• Input for this task
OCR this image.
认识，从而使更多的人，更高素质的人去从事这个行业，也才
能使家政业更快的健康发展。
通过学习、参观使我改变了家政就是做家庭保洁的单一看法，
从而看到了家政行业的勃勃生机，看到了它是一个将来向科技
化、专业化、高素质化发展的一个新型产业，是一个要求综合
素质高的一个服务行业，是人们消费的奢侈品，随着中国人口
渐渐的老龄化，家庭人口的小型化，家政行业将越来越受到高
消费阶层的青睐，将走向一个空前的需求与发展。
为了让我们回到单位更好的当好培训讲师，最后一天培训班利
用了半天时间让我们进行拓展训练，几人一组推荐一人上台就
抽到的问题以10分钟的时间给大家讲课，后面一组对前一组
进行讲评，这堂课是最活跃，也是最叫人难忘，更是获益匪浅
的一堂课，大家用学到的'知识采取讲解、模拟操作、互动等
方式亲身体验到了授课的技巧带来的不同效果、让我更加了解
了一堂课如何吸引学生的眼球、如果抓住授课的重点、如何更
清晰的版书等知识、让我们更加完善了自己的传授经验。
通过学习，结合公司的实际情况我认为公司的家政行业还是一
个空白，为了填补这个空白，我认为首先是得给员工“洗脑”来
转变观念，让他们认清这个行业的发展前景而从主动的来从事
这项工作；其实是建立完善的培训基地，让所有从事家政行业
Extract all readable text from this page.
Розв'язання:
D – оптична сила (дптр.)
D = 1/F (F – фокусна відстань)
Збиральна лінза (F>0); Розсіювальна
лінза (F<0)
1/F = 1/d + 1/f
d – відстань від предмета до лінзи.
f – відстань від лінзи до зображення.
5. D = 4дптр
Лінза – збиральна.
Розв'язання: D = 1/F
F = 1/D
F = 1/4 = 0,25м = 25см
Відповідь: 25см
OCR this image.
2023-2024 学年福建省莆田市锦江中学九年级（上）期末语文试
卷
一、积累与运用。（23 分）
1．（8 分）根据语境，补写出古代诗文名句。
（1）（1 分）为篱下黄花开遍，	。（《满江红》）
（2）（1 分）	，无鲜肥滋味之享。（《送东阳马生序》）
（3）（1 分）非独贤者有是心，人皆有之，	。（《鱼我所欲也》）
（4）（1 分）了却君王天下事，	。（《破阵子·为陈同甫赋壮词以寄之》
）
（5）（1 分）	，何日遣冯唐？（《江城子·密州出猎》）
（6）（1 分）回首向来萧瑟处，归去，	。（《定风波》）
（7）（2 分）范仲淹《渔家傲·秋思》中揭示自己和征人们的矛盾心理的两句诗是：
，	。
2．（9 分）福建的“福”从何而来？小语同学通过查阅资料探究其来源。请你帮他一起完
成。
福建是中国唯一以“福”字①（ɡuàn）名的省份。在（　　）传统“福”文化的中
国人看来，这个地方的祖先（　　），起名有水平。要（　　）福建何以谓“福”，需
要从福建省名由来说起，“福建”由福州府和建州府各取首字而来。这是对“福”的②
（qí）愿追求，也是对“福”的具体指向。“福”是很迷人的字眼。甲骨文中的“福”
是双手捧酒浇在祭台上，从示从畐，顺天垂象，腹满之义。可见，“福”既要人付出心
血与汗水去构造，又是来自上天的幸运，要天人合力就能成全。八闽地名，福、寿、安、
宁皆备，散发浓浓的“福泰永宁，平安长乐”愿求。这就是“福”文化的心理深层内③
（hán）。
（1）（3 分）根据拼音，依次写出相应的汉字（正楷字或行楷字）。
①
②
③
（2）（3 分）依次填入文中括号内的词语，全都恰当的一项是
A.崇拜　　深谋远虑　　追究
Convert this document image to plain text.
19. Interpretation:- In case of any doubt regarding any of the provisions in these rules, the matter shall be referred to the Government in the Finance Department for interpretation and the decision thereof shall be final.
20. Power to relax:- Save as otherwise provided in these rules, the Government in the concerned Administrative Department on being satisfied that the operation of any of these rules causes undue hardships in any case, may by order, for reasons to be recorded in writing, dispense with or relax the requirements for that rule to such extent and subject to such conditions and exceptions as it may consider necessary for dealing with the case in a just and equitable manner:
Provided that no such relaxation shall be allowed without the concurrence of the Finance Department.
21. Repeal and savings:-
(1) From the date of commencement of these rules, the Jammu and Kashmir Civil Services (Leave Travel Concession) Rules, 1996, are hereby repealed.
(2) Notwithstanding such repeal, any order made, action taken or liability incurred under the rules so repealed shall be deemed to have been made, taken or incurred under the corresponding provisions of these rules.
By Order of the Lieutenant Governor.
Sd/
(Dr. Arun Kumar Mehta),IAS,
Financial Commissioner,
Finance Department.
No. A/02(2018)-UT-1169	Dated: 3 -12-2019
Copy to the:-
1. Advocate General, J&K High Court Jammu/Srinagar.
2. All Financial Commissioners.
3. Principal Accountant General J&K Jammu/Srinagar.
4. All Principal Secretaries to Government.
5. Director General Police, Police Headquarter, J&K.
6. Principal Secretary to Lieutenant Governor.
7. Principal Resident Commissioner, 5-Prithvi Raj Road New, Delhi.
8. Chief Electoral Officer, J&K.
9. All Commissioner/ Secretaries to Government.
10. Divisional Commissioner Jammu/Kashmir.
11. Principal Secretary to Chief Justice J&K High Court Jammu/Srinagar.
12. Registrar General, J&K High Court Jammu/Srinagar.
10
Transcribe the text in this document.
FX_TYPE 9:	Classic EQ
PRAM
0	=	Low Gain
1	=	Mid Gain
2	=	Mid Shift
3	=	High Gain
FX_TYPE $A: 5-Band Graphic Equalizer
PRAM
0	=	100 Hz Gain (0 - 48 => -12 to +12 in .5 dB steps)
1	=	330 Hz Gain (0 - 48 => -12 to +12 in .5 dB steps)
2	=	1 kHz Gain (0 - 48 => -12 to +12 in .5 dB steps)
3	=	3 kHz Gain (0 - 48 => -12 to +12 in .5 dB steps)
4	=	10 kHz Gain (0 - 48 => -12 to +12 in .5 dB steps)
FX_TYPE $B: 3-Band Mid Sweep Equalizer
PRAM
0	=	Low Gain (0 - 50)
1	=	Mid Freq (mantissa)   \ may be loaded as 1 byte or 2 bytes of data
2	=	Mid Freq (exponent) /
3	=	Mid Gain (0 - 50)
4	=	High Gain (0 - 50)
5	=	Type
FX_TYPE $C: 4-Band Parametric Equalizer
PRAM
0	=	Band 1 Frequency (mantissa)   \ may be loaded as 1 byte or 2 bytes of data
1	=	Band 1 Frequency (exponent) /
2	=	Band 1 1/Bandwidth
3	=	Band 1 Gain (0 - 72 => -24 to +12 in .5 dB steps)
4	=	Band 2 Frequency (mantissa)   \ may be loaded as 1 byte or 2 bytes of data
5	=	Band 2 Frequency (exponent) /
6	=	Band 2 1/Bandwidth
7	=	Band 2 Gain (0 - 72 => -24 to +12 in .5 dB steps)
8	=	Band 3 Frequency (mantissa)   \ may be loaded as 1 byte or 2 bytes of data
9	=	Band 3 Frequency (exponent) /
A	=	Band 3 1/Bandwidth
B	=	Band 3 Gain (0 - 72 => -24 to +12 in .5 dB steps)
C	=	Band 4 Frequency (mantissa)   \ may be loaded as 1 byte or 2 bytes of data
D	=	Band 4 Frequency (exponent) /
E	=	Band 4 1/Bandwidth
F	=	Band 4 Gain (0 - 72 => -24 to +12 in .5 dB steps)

• Exercise objective
Exactly reproduce the material above.

• Solution for this task
OCR this image.
认识，从而使更多的人，更高素质的人去从事这个行业，也才
能使家政业更快的健康发展。
通过学习、参观使我改变了家政就是做家庭保洁的单一看法，
从而看到了家政行业的勃勃生机，看到了它是一个将来向科技
化、专业化、高素质化发展的一个新型产业，是一个要求综合
素质高的一个服务行业，是人们消费的奢侈品，随着中国人口
渐渐的老龄化，家庭人口的小型化，家政行业将越来越受到高
消费阶层的青睐，将走向一个空前的需求与发展。
为了让我们回到单位更好的当好培训讲师，最后一天培训班利
用了半天时间让我们进行拓展训练，几人一组推荐一人上台就
抽到的问题以10分钟的时间给大家讲课，后面一组对前一组
进行讲评，这堂课是最活跃，也是最叫人难忘，更是获益匪浅
的一堂课，大家用学到的'知识采取讲解、模拟操作、互动等
方式亲身体验到了授课的技巧带来的不同效果、让我更加了解
了一堂课如何吸引学生的眼球、如果抓住授课的重点、如何更
清晰的版书等知识、让我们更加完善了自己的传授经验。
通过学习，结合公司的实际情况我认为公司的家政行业还是一
个空白，为了填补这个空白，我认为首先是得给员工“洗脑”来
转变观念，让他们认清这个行业的发展前景而从主动的来从事
这项工作；其实是建立完善的培训基地，让所有从事家政行业
Extract all readable text from this page.
Розв'язання:
D – оптична сила (дптр.)
D = 1/F (F – фокусна відстань)
Збиральна лінза (F>0); Розсіювальна
лінза (F<0)
1/F = 1/d + 1/f
d – відстань від предмета до лінзи.
f – відстань від лінзи до зображення.
5. D = 4дптр
Лінза – збиральна.
Розв'язання: D = 1/F
F = 1/D
F = 1/4 = 0,25м = 25см
Відповідь: 25см
OCR this image.
2023-2024 学年福建省莆田市锦江中学九年级（上）期末语文试
卷
一、积累与运用。（23 分）
1．（8 分）根据语境，补写出古代诗文名句。
（1）（1 分）为篱下黄花开遍，	。（《满江红》）
（2）（1 分）	，无鲜肥滋味之享。（《送东阳马生序》）
（3）（1 分）非独贤者有是心，人皆有之，	。（《鱼我所欲也》）
（4）（1 分）了却君王天下事，	。（《破阵子·为陈同甫赋壮词以寄之》
）
（5）（1 分）	，何日遣冯唐？（《江城子·密州出猎》）
（6）（1 分）回首向来萧瑟处，归去，	。（《定风波》）
（7）（2 分）范仲淹《渔家傲·秋思》中揭示自己和征人们的矛盾心理的两句诗是：
，	。
2．（9 分）福建的“福”从何而来？小语同学通过查阅资料探究其来源。请你帮他一起完
成。
福建是中国唯一以“福”字①（ɡuàn）名的省份。在（　　）传统“福”文化的中
国人看来，这个地方的祖先（　　），起名有水平。要（　　）福建何以谓“福”，需
要从福建省名由来说起，“福建”由福州府和建州府各取首字而来。这是对“福”的②
（qí）愿追求，也是对“福”的具体指向。“福”是很迷人的字眼。甲骨文中的“福”
是双手捧酒浇在祭台上，从示从畐，顺天垂象，腹满之义。可见，“福”既要人付出心
血与汗水去构造，又是来自上天的幸运，要天人合力就能成全。八闽地名，福、寿、安、
宁皆备，散发浓浓的“福泰永宁，平安长乐”愿求。这就是“福”文化的心理深层内③
（hán）。
（1）（3 分）根据拼音，依次写出相应的汉字（正楷字或行楷字）。
①
②
③
（2）（3 分）依次填入文中括号内的词语，全都恰当的一项是
A.崇拜　　深谋远虑　　追究
Convert this document image to plain text.
19. Interpretation:- In case of any doubt regarding any of the provisions in these rules, the matter shall be referred to the Government in the Finance Department for interpretation and the decision thereof shall be final.
20. Power to relax:- Save as otherwise provided in these rules, the Government in the concerned Administrative Department on being satisfied that the operation of any of these rules causes undue hardships in any case, may by order, for reasons to be recorded in writing, dispense with or relax the requirements for that rule to such extent and subject to such conditions and exceptions as it may consider necessary for dealing with the case in a just and equitable manner:
Provided that no such relaxation shall be allowed without the concurrence of the Finance Department.
21. Repeal and savings:-
(1) From the date of commencement of these rules, the Jammu and Kashmir Civil Services (Leave Travel Concession) Rules, 1996, are hereby repealed.
(2) Notwithstanding such repeal, any order made, action taken or liability incurred under the rules so repealed shall be deemed to have been made, taken or incurred under the corresponding provisions of these rules.
By Order of the Lieutenant Governor.
Sd/
(Dr. Arun Kumar Mehta),IAS,
Financial Commissioner,
Finance Department.
No. A/02(2018)-UT-1169	Dated: 3 -12-2019
Copy to the:-
1. Advocate General, J&K High Court Jammu/Srinagar.
2. All Financial Commissioners.
3. Principal Accountant General J&K Jammu/Srinagar.
4. All Principal Secretaries to Government.
5. Director General Police, Police Headquarter, J&K.
6. Principal Secretary to Lieutenant Governor.
7. Principal Resident Commissioner, 5-Prithvi Raj Road New, Delhi.
8. Chief Electoral Officer, J&K.
9. All Commissioner/ Secretaries to Government.
10. Divisional Commissioner Jammu/Kashmir.
11. Principal Secretary to Chief Justice J&K High Court Jammu/Srinagar.
12. Registrar General, J&K High Court Jammu/Srinagar.
10
Transcribe the text in this document.
FX_TYPE 9:	Classic EQ
PRAM
0	=	Low Gain
1	=	Mid Gain
2	=	Mid Shift
3	=	High Gain
FX_TYPE $A: 5-Band Graphic Equalizer
PRAM
0	=	100 Hz Gain (0 - 48 => -12 to +12 in .5 dB steps)
1	=	330 Hz Gain (0 - 48 => -12 to +12 in .5 dB steps)
2	=	1 kHz Gain (0 - 48 => -12 to +12 in .5 dB steps)
3	=	3 kHz Gain (0 - 48 => -12 to +12 in .5 dB steps)
4	=	10 kHz Gain (0 - 48 => -12 to +12 in .5 dB steps)
FX_TYPE $B: 3-Band Mid Sweep Equalizer
PRAM
0	=	Low Gain (0 - 50)
1	=	Mid Freq (mantissa)   \ may be loaded as 1 byte or 2 bytes of data
2	=	Mid Freq (exponent) /
3	=	Mid Gain (0 - 50)
4	=	High Gain (0 - 50)
5	=	Type
FX_TYPE $C: 4-Band Parametric Equalizer
PRAM
0	=	Band 1 Frequency (mantissa)   \ may be loaded as 1 byte or 2 bytes of data
1	=	Band 1 Frequency (exponent) /
2	=	Band 1 1/Bandwidth
3	=	Band 1 Gain (0 - 72 => -24 to +12 in .5 dB steps)
4	=	Band 2 Frequency (mantissa)   \ may be loaded as 1 byte or 2 bytes of data
5	=	Band 2 Frequency (exponent) /
6	=	Band 2 1/Bandwidth
7	=	Band 2 Gain (0 - 72 => -24 to +12 in .5 dB steps)
8	=	Band 3 Frequency (mantissa)   \ may be loaded as 1 byte or 2 bytes of data
9	=	Band 3 Frequency (exponent) /
A	=	Band 3 1/Bandwidth
B	=	Band 3 Gain (0 - 72 => -24 to +12 in .5 dB steps)
C	=	Band 4 Frequency (mantissa)   \ may be loaded as 1 byte or 2 bytes of data
D	=	Band 4 Frequency (exponent) /
E	=	Band 4 1/Bandwidth
F	=	Band 4 Gain (0 - 72 => -24 to +12 in .5 dB steps)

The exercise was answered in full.